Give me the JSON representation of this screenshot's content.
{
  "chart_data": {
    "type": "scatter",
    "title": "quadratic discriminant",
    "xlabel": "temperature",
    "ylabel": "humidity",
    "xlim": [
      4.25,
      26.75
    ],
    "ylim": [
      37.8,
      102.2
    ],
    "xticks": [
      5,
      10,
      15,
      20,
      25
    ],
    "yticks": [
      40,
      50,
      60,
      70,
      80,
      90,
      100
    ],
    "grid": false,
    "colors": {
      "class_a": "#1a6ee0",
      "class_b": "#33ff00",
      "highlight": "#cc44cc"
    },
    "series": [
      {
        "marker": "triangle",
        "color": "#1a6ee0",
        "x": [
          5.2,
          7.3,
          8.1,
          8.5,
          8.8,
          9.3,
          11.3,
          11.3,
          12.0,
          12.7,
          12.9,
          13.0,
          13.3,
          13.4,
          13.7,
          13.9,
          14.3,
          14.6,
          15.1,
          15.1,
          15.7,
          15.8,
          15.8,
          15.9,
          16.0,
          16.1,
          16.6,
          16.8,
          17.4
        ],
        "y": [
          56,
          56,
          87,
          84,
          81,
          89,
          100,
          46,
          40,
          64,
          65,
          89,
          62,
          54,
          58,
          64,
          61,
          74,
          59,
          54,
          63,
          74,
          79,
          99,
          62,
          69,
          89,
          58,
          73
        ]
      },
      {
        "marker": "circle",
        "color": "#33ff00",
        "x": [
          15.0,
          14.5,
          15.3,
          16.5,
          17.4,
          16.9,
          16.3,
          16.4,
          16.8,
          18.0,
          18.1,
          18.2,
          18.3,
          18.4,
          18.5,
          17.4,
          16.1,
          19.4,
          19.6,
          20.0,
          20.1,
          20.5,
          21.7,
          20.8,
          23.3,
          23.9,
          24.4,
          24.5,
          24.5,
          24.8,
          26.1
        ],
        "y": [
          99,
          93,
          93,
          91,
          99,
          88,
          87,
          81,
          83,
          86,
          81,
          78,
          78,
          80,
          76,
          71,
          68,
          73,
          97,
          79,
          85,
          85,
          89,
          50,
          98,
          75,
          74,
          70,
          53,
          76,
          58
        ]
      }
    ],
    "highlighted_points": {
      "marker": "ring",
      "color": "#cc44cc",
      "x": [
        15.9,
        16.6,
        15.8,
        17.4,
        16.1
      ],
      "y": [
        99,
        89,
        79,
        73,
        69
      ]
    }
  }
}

------------------------------------------------

> Your objective
The records above are to be copied in full, exactly as written.

> Finished task
Give me the JSON representation of this screenshot's content.
{
  "chart_data": {
    "type": "scatter",
    "title": "quadratic discriminant",
    "xlabel": "temperature",
    "ylabel": "humidity",
    "xlim": [
      4.25,
      26.75
    ],
    "ylim": [
      37.8,
      102.2
    ],
    "xticks": [
      5,
      10,
      15,
      20,
      25
    ],
    "yticks": [
      40,
      50,
      60,
      70,
      80,
      90,
      100
    ],
    "grid": false,
    "colors": {
      "class_a": "#1a6ee0",
      "class_b": "#33ff00",
      "highlight": "#cc44cc"
    },
    "series": [
      {
        "marker": "triangle",
        "color": "#1a6ee0",
        "x": [
          5.2,
          7.3,
          8.1,
          8.5,
          8.8,
          9.3,
          11.3,
          11.3,
          12.0,
          12.7,
          12.9,
          13.0,
          13.3,
          13.4,
          13.7,
          13.9,
          14.3,
          14.6,
          15.1,
          15.1,
          15.7,
          15.8,
          15.8,
          15.9,
          16.0,
          16.1,
          16.6,
          16.8,
          17.4
        ],
        "y": [
          56,
          56,
          87,
          84,
          81,
          89,
          100,
          46,
          40,
          64,
          65,
          89,
          62,
          54,
          58,
          64,
          61,
          74,
          59,
          54,
          63,
          74,
          79,
          99,
          62,
          69,
          89,
          58,
          73
        ]
      },
      {
        "marker": "circle",
        "color": "#33ff00",
        "x": [
          15.0,
          14.5,
          15.3,
          16.5,
          17.4,
          16.9,
          16.3,
          16.4,
          16.8,
          18.0,
          18.1,
          18.2,
          18.3,
          18.4,
          18.5,
          17.4,
          16.1,
          19.4,
          19.6,
          20.0,
          20.1,
          20.5,
          21.7,
          20.8,
          23.3,
          23.9,
          24.4,
          24.5,
          24.5,
          24.8,
          26.1
        ],
        "y": [
          99,
          93,
          93,
          91,
          99,
          88,
          87,
          81,
          83,
          86,
          81,
          78,
          78,
          80,
          76,
          71,
          68,
          73,
          97,
          79,
          85,
          85,
          89,
          50,
          98,
          75,
          74,
          70,
          53,
          76,
          58
        ]
      }
    ],
    "highlighted_points": {
      "marker": "ring",
      "color": "#cc44cc",
      "x": [
        15.9,
        16.6,
        15.8,
        17.4,
        16.1
      ],
      "y": [
        99,
        89,
        79,
        73,
        69
      ]
    }
  }
}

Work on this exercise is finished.